:: Short task ::
Write out exactly the lines running from the one that contains "What data was" through the end of the material.
#### Material to process
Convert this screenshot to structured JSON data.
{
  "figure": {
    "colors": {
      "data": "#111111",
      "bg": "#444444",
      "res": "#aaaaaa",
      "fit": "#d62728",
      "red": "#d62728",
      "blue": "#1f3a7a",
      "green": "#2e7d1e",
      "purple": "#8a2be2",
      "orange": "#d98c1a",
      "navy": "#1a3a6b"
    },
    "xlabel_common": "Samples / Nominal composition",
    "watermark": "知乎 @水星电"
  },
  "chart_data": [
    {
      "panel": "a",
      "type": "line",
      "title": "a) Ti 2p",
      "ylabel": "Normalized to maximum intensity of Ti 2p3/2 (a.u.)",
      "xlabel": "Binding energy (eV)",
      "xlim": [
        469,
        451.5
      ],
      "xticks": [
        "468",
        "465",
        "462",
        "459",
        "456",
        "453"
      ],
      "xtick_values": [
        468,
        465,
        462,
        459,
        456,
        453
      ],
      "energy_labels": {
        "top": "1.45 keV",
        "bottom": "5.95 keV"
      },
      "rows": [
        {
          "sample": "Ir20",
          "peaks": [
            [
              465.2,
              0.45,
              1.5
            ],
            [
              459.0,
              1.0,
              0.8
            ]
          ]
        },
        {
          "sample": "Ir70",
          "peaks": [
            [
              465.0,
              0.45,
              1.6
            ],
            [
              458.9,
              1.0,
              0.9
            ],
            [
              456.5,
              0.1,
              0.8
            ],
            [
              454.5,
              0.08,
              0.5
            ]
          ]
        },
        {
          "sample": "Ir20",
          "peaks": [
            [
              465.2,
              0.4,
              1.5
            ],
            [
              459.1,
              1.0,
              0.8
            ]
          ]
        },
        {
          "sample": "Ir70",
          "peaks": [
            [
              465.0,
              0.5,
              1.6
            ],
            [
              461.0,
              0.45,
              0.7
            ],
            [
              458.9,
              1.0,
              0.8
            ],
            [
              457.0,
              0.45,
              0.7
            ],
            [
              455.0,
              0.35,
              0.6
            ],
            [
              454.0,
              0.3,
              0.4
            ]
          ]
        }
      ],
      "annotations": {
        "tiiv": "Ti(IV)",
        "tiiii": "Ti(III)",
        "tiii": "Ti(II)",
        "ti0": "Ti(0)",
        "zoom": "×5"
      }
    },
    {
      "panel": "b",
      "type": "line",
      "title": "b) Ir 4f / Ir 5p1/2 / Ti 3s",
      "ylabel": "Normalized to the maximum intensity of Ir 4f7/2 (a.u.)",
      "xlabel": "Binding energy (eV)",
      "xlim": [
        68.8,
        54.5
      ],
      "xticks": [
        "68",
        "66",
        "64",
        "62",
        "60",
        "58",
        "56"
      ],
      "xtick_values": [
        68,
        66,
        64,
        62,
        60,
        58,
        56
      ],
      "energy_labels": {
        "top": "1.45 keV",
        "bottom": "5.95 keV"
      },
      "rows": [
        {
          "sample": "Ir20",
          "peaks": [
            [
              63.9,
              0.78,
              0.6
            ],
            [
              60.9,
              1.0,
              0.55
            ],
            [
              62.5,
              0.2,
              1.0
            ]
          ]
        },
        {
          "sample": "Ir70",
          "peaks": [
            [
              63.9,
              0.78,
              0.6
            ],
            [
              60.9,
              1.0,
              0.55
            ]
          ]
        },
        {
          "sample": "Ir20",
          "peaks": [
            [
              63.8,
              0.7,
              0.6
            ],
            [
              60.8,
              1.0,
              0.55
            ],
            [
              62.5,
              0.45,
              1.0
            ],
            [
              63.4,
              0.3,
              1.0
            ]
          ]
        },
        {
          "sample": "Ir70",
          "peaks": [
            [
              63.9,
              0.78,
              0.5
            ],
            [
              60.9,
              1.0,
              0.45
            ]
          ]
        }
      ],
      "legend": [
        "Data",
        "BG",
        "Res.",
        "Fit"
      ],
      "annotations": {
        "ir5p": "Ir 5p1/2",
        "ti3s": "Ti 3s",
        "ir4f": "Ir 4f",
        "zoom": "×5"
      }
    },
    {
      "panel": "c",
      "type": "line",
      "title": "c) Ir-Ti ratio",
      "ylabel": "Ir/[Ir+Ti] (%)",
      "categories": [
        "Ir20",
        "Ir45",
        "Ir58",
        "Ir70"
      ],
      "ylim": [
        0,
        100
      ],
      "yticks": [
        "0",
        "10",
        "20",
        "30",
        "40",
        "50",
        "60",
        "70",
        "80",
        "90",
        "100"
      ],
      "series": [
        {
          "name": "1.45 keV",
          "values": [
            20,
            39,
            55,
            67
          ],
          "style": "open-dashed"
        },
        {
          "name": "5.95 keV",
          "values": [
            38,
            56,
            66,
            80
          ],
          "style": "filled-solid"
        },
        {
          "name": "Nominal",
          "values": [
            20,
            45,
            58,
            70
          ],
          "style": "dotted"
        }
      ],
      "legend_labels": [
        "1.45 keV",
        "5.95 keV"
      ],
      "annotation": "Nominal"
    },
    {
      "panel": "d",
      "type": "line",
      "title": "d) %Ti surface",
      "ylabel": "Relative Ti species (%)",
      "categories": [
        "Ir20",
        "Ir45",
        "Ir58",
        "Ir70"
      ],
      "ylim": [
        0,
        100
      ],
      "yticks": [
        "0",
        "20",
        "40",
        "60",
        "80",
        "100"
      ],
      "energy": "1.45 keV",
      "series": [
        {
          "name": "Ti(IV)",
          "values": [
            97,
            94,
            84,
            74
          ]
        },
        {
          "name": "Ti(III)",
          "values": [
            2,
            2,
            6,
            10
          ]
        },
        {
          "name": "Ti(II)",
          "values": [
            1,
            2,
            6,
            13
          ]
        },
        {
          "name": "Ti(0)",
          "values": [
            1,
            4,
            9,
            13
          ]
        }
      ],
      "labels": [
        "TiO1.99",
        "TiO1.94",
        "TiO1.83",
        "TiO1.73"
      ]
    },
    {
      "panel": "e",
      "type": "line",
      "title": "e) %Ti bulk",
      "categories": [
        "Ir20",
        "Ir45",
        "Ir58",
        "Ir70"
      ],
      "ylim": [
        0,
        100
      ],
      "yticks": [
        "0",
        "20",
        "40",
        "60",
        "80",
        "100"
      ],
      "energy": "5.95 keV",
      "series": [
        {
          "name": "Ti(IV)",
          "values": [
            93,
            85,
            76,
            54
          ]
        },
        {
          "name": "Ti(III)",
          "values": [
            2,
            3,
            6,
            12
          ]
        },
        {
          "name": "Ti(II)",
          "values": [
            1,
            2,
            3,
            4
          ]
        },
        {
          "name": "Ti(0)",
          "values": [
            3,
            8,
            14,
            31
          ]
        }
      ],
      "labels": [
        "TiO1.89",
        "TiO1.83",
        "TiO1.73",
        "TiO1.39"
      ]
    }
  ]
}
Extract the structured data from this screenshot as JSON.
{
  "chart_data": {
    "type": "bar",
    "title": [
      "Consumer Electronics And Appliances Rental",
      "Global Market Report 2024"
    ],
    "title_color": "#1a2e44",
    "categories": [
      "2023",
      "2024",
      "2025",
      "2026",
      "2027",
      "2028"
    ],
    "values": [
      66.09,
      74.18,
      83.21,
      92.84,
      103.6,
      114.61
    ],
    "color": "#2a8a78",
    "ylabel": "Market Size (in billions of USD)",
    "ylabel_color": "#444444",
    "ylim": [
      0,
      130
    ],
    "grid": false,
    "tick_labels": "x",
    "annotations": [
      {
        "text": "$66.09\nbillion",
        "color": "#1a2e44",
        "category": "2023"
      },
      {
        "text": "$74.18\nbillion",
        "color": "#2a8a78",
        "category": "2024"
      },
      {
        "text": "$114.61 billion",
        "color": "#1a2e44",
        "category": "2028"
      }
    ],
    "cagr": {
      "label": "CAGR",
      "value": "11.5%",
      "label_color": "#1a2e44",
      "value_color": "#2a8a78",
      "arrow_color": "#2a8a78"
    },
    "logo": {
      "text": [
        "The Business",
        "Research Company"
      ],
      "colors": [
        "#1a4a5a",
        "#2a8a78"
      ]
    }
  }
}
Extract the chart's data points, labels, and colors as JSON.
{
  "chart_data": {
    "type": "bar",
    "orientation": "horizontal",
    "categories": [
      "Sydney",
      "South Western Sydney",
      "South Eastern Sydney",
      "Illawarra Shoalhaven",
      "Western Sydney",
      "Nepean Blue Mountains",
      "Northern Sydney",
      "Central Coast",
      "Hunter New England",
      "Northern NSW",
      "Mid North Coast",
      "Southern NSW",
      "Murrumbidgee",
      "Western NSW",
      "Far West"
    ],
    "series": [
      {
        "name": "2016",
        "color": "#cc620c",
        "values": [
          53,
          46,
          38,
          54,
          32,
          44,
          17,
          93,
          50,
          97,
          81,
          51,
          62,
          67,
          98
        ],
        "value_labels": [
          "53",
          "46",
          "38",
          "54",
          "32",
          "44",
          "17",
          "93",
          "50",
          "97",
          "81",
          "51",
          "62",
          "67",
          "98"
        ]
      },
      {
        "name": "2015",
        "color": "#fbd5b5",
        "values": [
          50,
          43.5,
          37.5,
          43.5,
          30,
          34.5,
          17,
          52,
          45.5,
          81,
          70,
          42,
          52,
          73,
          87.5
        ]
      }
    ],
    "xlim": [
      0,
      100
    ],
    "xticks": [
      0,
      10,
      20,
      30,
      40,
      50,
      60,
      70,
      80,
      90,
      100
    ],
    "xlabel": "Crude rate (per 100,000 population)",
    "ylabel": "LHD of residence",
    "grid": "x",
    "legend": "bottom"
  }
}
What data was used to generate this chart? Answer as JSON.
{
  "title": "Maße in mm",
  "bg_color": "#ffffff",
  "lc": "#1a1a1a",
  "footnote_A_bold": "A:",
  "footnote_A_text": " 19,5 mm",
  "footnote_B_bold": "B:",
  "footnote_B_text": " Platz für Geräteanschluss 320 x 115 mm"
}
########
:: Response to the exercise ::
What data was used to generate this chart? Answer as JSON.
{
  "title": "Maße in mm",
  "bg_color": "#ffffff",
  "lc": "#1a1a1a",
  "footnote_A_bold": "A:",
  "footnote_A_text": " 19,5 mm",
  "footnote_B_bold": "B:",
  "footnote_B_text": " Platz für Geräteanschluss 320 x 115 mm"
}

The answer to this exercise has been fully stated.